Aufgabe:
Gib den Abschnitt aus dem Auszug wörtlich wieder, der mit „Ich rief also“ beginnt und mit „Erpressung zu verschweigen.“ endet.

Auszug:
########
Dienstag, 3. Dezember 2013

Four Roses Gun Shot


Oberflächlich erscheinen mir meine Worte nach wiederholtem Lesen. Wo hört die Oberflächlichkeit auf? Jedes Eindringen in die Tiefe bringt nur neue Oberflächen hervor.
Ich höre alten Blues Rock - „Cream" - Live in der Royal Albert Hall (May 2005). Ich entschied, dass ich heute nicht mehr aus dem Haus gehe. Im Kühlschrank stehen zwei Bier und eine Flasche Ramazzotti – allerdings dreiviertel leer. Dann steht da noch seit einigen Monaten einsam und verlassen ein Four Roses Bourbon im Regal. Aus dem Nachlass meiner Eltern. Er war im Keller neben anderen Spirituosen, die meine Eltern geschenkt bekamen, gelagert. Sie tranken nur wenig Alkohol. Leider verhalf ihnen diese Tugend nicht zu einem längeren Leben. Aber sie lebten wenigstens gesünder.
Ich rief also das Altenheim an. (Ich erkläre hier nicht die Einzelheiten.) Ich hatte eine Kollegin am Apparat, die mir nur sagte, was ihr aufgetragen wurde. Es lief auf eine Erpressung hinaus …
Die Kollegin brachte es nicht übers Herz, mir die Hintergründe der Erpressung zu verschweigen.
„Tja“, sagte ich zu ihr, „dann komme ich doch lieber auf die Betriebsfeier, als eine Nachtwache zu schieben.“
„Tut mir leid“, sagte sie.
########
Bereitgestellte Angaben:
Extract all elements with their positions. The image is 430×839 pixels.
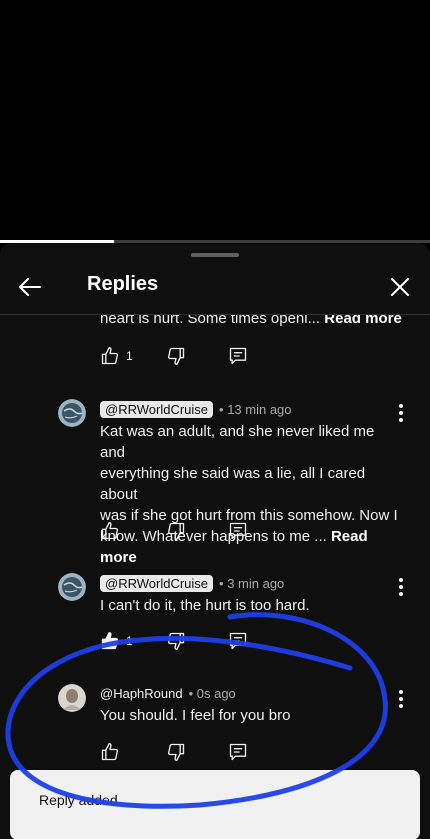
########
Richtige Ausgabe:
Ich rief also das Altenheim an. (Ich erkläre hier nicht die Einzelheiten.) Ich hatte eine Kollegin am Apparat, die mir nur sagte, was ihr aufgetragen wurde. Es lief auf eine Erpressung hinaus …
Die Kollegin brachte es nicht übers Herz, mir die Hintergründe der Erpressung zu verschweigen.